What is needed: Would you transcribe all of the data exactly, down to the last character?

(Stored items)
begin

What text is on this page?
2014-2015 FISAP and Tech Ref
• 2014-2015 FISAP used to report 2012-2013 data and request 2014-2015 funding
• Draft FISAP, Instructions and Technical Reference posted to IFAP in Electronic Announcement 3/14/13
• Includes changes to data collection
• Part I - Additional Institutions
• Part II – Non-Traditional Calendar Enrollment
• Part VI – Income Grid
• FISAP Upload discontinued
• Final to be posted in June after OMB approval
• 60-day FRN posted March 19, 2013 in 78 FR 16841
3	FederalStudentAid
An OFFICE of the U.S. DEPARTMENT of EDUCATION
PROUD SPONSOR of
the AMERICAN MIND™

end

Complete response:
What text is on this page?
2014-2015 FISAP and Tech Ref
• 2014-2015 FISAP used to report 2012-2013 data and request 2014-2015 funding
• Draft FISAP, Instructions and Technical Reference posted to IFAP in Electronic Announcement 3/14/13
• Includes changes to data collection
• Part I - Additional Institutions
• Part II – Non-Traditional Calendar Enrollment
• Part VI – Income Grid
• FISAP Upload discontinued
• Final to be posted in June after OMB approval
• 60-day FRN posted March 19, 2013 in 78 FR 16841
3	FederalStudentAid
An OFFICE of the U.S. DEPARTMENT of EDUCATION
PROUD SPONSOR of
the AMERICAN MIND™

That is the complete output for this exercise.